Exercise requirements - Restate each of the lines below word for word and drop every picture.

>> begin Data for the task

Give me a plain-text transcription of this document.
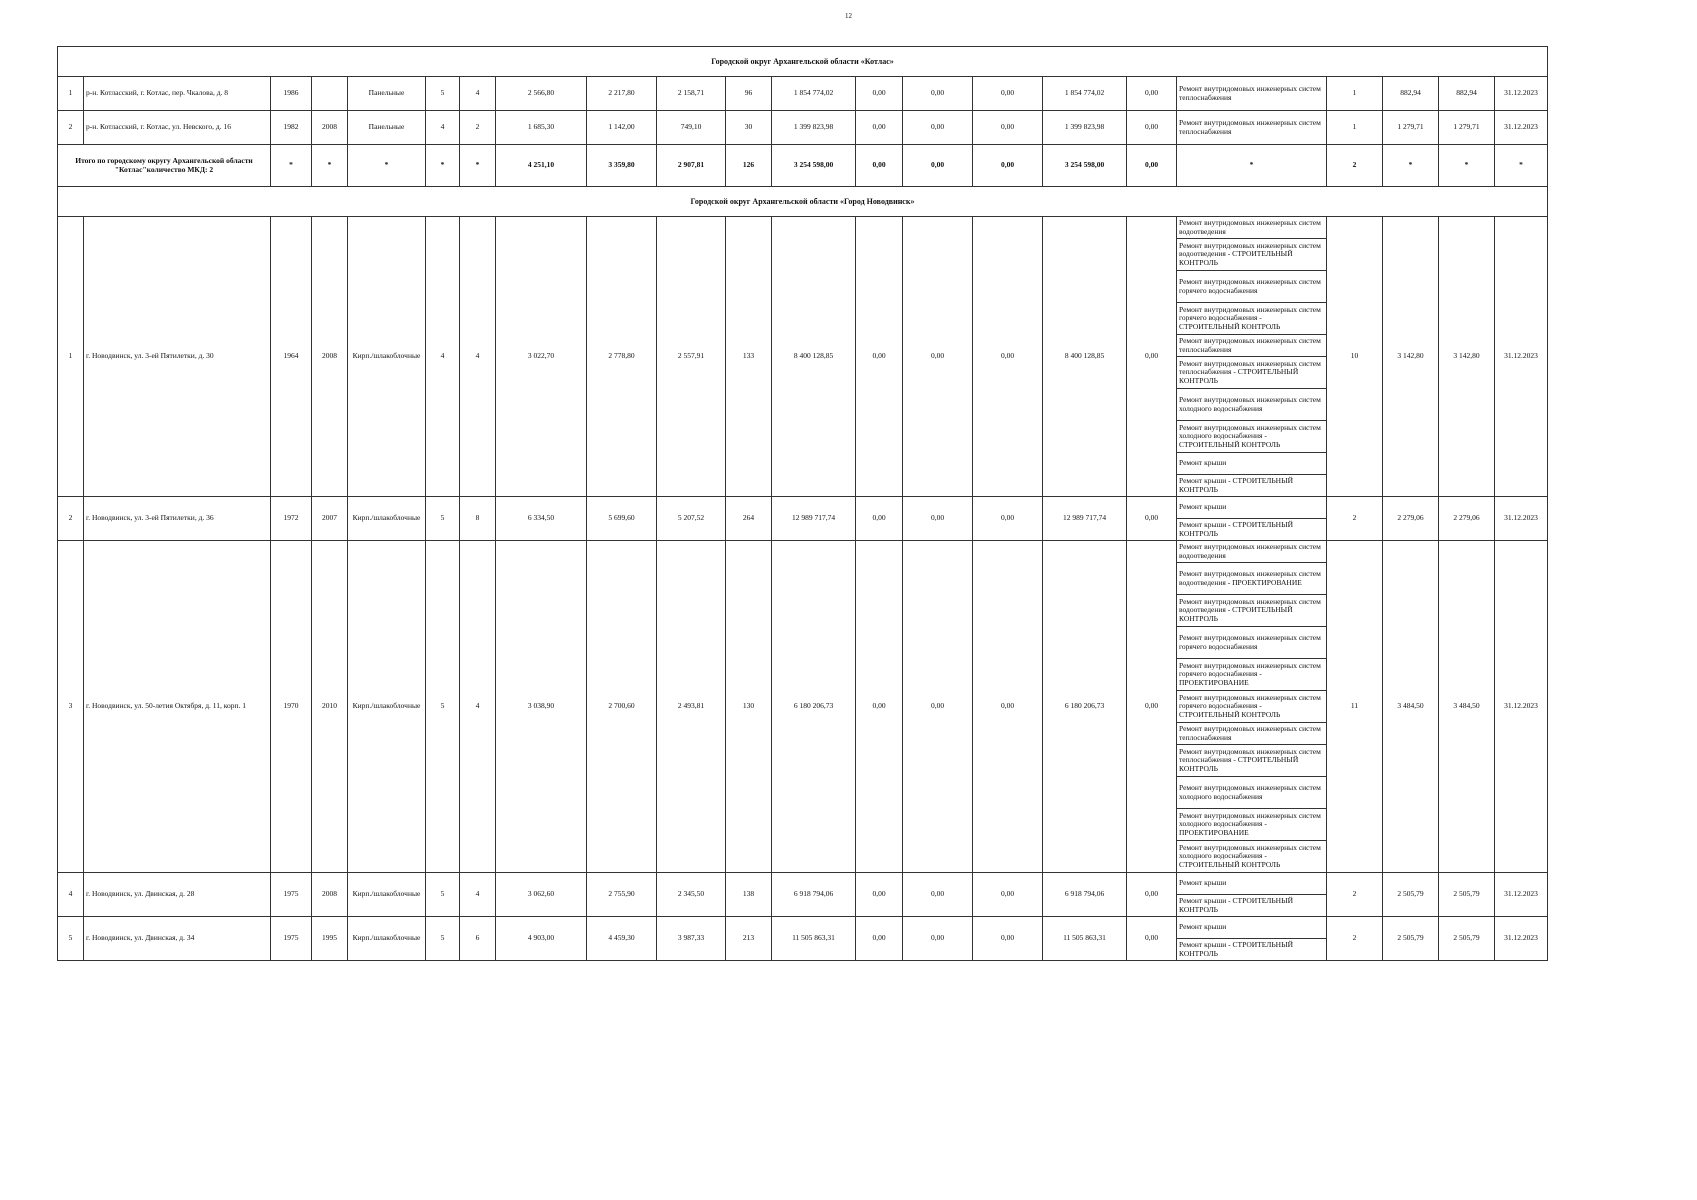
12
Городской округ Архангельской области «Котлас»																					
1	р-н. Котласский, г. Котлас, пер. Чкалова, д. 8	1986		Панельные	5	4	2 566,80	2 217,80	2 158,71	96	1 854 774,02	0,00	0,00	0,00	1 854 774,02	0,00	Ремонт внутридомовых инженерных систем теплоснабжения	1	882,94	882,94	31.12.2023
2	р-н. Котласский, г. Котлас, ул. Невского, д. 16	1982	2008	Панельные	4	2	1 685,30	1 142,00	749,10	30	1 399 823,98	0,00	0,00	0,00	1 399 823,98	0,00	Ремонт внутридомовых инженерных систем теплоснабжения	1	1 279,71	1 279,71	31.12.2023
Итого по городскому округу Архангельской области "Котлас"количество МКД: 2		*	*	*	*	*	4 251,10	3 359,80	2 907,81	126	3 254 598,00	0,00	0,00	0,00	3 254 598,00	0,00	*	2	*	*	*
Городской округ Архангельской области «Город Новодвинск»																					
1	г. Новодвинск, ул. 3-ей Пятилетки, д. 30	1964	2008	Кирп./шлакоблочные	4	4	3 022,70	2 778,80	2 557,91	133	8 400 128,85	0,00	0,00	0,00	8 400 128,85	0,00	Ремонт внутридомовых инженерных систем водоотведения	10	3 142,80	3 142,80	31.12.2023
																	Ремонт внутридомовых инженерных систем водоотведения - СТРОИТЕЛЬНЫЙ КОНТРОЛЬ				
																	Ремонт внутридомовых инженерных систем горячего водоснабжения				
																	Ремонт внутридомовых инженерных систем горячего водоснабжения - СТРОИТЕЛЬНЫЙ КОНТРОЛЬ				
																	Ремонт внутридомовых инженерных систем теплоснабжения				
																	Ремонт внутридомовых инженерных систем теплоснабжения - СТРОИТЕЛЬНЫЙ КОНТРОЛЬ				
																	Ремонт внутридомовых инженерных систем холодного водоснабжения				
																	Ремонт внутридомовых инженерных систем холодного водоснабжения - СТРОИТЕЛЬНЫЙ КОНТРОЛЬ				
																	Ремонт крыши				
																	Ремонт крыши - СТРОИТЕЛЬНЫЙ КОНТРОЛЬ				
2	г. Новодвинск, ул. 3-ей Пятилетки, д. 36	1972	2007	Кирп./шлакоблочные	5	8	6 334,50	5 699,60	5 207,52	264	12 989 717,74	0,00	0,00	0,00	12 989 717,74	0,00	Ремонт крыши	2	2 279,06	2 279,06	31.12.2023
																	Ремонт крыши - СТРОИТЕЛЬНЫЙ КОНТРОЛЬ				
3	г. Новодвинск, ул. 50-летия Октября, д. 11, корп. 1	1970	2010	Кирп./шлакоблочные	5	4	3 038,90	2 700,60	2 493,81	130	6 180 206,73	0,00	0,00	0,00	6 180 206,73	0,00	Ремонт внутридомовых инженерных систем водоотведения	11	3 484,50	3 484,50	31.12.2023
																	Ремонт внутридомовых инженерных систем водоотведения - ПРОЕКТИРОВАНИЕ				
																	Ремонт внутридомовых инженерных систем водоотведения - СТРОИТЕЛЬНЫЙ КОНТРОЛЬ				
																	Ремонт внутридомовых инженерных систем горячего водоснабжения				
																	Ремонт внутридомовых инженерных систем горячего водоснабжения - ПРОЕКТИРОВАНИЕ				
																	Ремонт внутридомовых инженерных систем горячего водоснабжения - СТРОИТЕЛЬНЫЙ КОНТРОЛЬ				
																	Ремонт внутридомовых инженерных систем теплоснабжения				
																	Ремонт внутридомовых инженерных систем теплоснабжения - СТРОИТЕЛЬНЫЙ КОНТРОЛЬ				
																	Ремонт внутридомовых инженерных систем холодного водоснабжения				
																	Ремонт внутридомовых инженерных систем холодного водоснабжения - ПРОЕКТИРОВАНИЕ				
																	Ремонт внутридомовых инженерных систем холодного водоснабжения - СТРОИТЕЛЬНЫЙ КОНТРОЛЬ				
4	г. Новодвинск, ул. Двинская, д. 28	1975	2008	Кирп./шлакоблочные	5	4	3 062,60	2 755,90	2 345,50	138	6 918 794,06	0,00	0,00	0,00	6 918 794,06	0,00	Ремонт крыши	2	2 505,79	2 505,79	31.12.2023
																	Ремонт крыши - СТРОИТЕЛЬНЫЙ КОНТРОЛЬ				
5	г. Новодвинск, ул. Двинская, д. 34	1975	1995	Кирп./шлакоблочные	5	6	4 903,00	4 459,30	3 987,33	213	11 505 863,31	0,00	0,00	0,00	11 505 863,31	0,00	Ремонт крыши	2	2 505,79	2 505,79	31.12.2023
																	Ремонт крыши - СТРОИТЕЛЬНЫЙ КОНТРОЛЬ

>> end Data for the task

Reply to the exercise -
Give me a plain-text transcription of this document.
12
Городской округ Архангельской области «Котлас»																					
1	р-н. Котласский, г. Котлас, пер. Чкалова, д. 8	1986		Панельные	5	4	2 566,80	2 217,80	2 158,71	96	1 854 774,02	0,00	0,00	0,00	1 854 774,02	0,00	Ремонт внутридомовых инженерных систем теплоснабжения	1	882,94	882,94	31.12.2023
2	р-н. Котласский, г. Котлас, ул. Невского, д. 16	1982	2008	Панельные	4	2	1 685,30	1 142,00	749,10	30	1 399 823,98	0,00	0,00	0,00	1 399 823,98	0,00	Ремонт внутридомовых инженерных систем теплоснабжения	1	1 279,71	1 279,71	31.12.2023
Итого по городскому округу Архангельской области "Котлас"количество МКД: 2		*	*	*	*	*	4 251,10	3 359,80	2 907,81	126	3 254 598,00	0,00	0,00	0,00	3 254 598,00	0,00	*	2	*	*	*
Городской округ Архангельской области «Город Новодвинск»																					
1	г. Новодвинск, ул. 3-ей Пятилетки, д. 30	1964	2008	Кирп./шлакоблочные	4	4	3 022,70	2 778,80	2 557,91	133	8 400 128,85	0,00	0,00	0,00	8 400 128,85	0,00	Ремонт внутридомовых инженерных систем водоотведения	10	3 142,80	3 142,80	31.12.2023
																	Ремонт внутридомовых инженерных систем водоотведения - СТРОИТЕЛЬНЫЙ КОНТРОЛЬ				
																	Ремонт внутридомовых инженерных систем горячего водоснабжения				
																	Ремонт внутридомовых инженерных систем горячего водоснабжения - СТРОИТЕЛЬНЫЙ КОНТРОЛЬ				
																	Ремонт внутридомовых инженерных систем теплоснабжения				
																	Ремонт внутридомовых инженерных систем теплоснабжения - СТРОИТЕЛЬНЫЙ КОНТРОЛЬ				
																	Ремонт внутридомовых инженерных систем холодного водоснабжения				
																	Ремонт внутридомовых инженерных систем холодного водоснабжения - СТРОИТЕЛЬНЫЙ КОНТРОЛЬ				
																	Ремонт крыши				
																	Ремонт крыши - СТРОИТЕЛЬНЫЙ КОНТРОЛЬ				
2	г. Новодвинск, ул. 3-ей Пятилетки, д. 36	1972	2007	Кирп./шлакоблочные	5	8	6 334,50	5 699,60	5 207,52	264	12 989 717,74	0,00	0,00	0,00	12 989 717,74	0,00	Ремонт крыши	2	2 279,06	2 279,06	31.12.2023
																	Ремонт крыши - СТРОИТЕЛЬНЫЙ КОНТРОЛЬ				
3	г. Новодвинск, ул. 50-летия Октября, д. 11, корп. 1	1970	2010	Кирп./шлакоблочные	5	4	3 038,90	2 700,60	2 493,81	130	6 180 206,73	0,00	0,00	0,00	6 180 206,73	0,00	Ремонт внутридомовых инженерных систем водоотведения	11	3 484,50	3 484,50	31.12.2023
																	Ремонт внутридомовых инженерных систем водоотведения - ПРОЕКТИРОВАНИЕ				
																	Ремонт внутридомовых инженерных систем водоотведения - СТРОИТЕЛЬНЫЙ КОНТРОЛЬ				
																	Ремонт внутридомовых инженерных систем горячего водоснабжения				
																	Ремонт внутридомовых инженерных систем горячего водоснабжения - ПРОЕКТИРОВАНИЕ				
																	Ремонт внутридомовых инженерных систем горячего водоснабжения - СТРОИТЕЛЬНЫЙ КОНТРОЛЬ				
																	Ремонт внутридомовых инженерных систем теплоснабжения				
																	Ремонт внутридомовых инженерных систем теплоснабжения - СТРОИТЕЛЬНЫЙ КОНТРОЛЬ				
																	Ремонт внутридомовых инженерных систем холодного водоснабжения				
																	Ремонт внутридомовых инженерных систем холодного водоснабжения - ПРОЕКТИРОВАНИЕ				
																	Ремонт внутридомовых инженерных систем холодного водоснабжения - СТРОИТЕЛЬНЫЙ КОНТРОЛЬ				
4	г. Новодвинск, ул. Двинская, д. 28	1975	2008	Кирп./шлакоблочные	5	4	3 062,60	2 755,90	2 345,50	138	6 918 794,06	0,00	0,00	0,00	6 918 794,06	0,00	Ремонт крыши	2	2 505,79	2 505,79	31.12.2023
																	Ремонт крыши - СТРОИТЕЛЬНЫЙ КОНТРОЛЬ				
5	г. Новодвинск, ул. Двинская, д. 34	1975	1995	Кирп./шлакоблочные	5	6	4 903,00	4 459,30	3 987,33	213	11 505 863,31	0,00	0,00	0,00	11 505 863,31	0,00	Ремонт крыши	2	2 505,79	2 505,79	31.12.2023
																	Ремонт крыши - СТРОИТЕЛЬНЫЙ КОНТРОЛЬ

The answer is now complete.